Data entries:
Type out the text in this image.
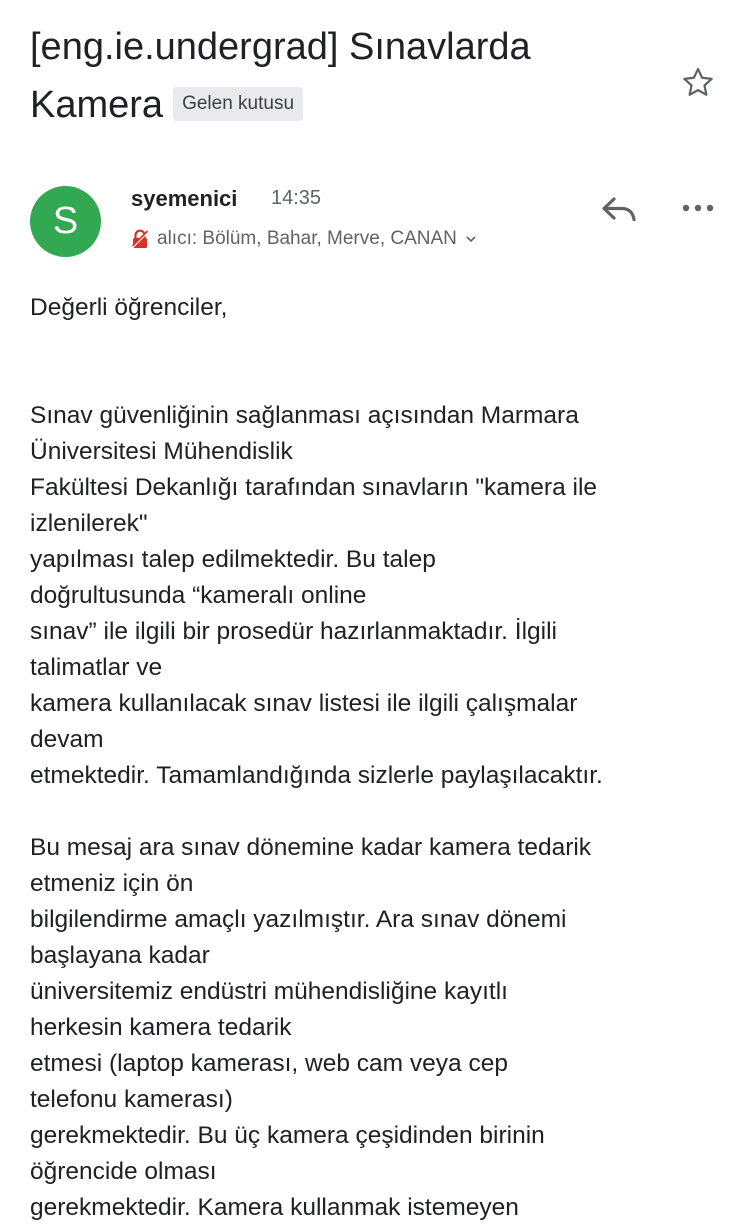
[eng.ie.undergrad] Sınavlarda Kamera Gelen kutusu
S
syemenici 14:35
alıcı: Bölüm, Bahar, Merve, CANAN
Değerli öğrenciler,
Sınav güvenliğinin sağlanması açısından Marmara
Üniversitesi Mühendislik
Fakültesi Dekanlığı tarafından sınavların "kamera ile
izlenilerek"
yapılması talep edilmektedir. Bu talep
doğrultusunda “kameralı online
sınav” ile ilgili bir prosedür hazırlanmaktadır. İlgili
talimatlar ve
kamera kullanılacak sınav listesi ile ilgili çalışmalar
devam
etmektedir. Tamamlandığında sizlerle paylaşılacaktır.
Bu mesaj ara sınav dönemine kadar kamera tedarik
etmeniz için ön
bilgilendirme amaçlı yazılmıştır. Ara sınav dönemi
başlayana kadar
üniversitemiz endüstri mühendisliğine kayıtlı
herkesin kamera tedarik
etmesi (laptop kamerası, web cam veya cep
telefonu kamerası)
gerekmektedir. Bu üç kamera çeşidinden birinin
öğrencide olması
gerekmektedir. Kamera kullanmak istemeyen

PROBLEM TO WORK ON: Take each line of the material that contains the word "kamerası" and list it.

REPLY:
etmesi (laptop kamerası, web cam veya cep
telefonu kamerası)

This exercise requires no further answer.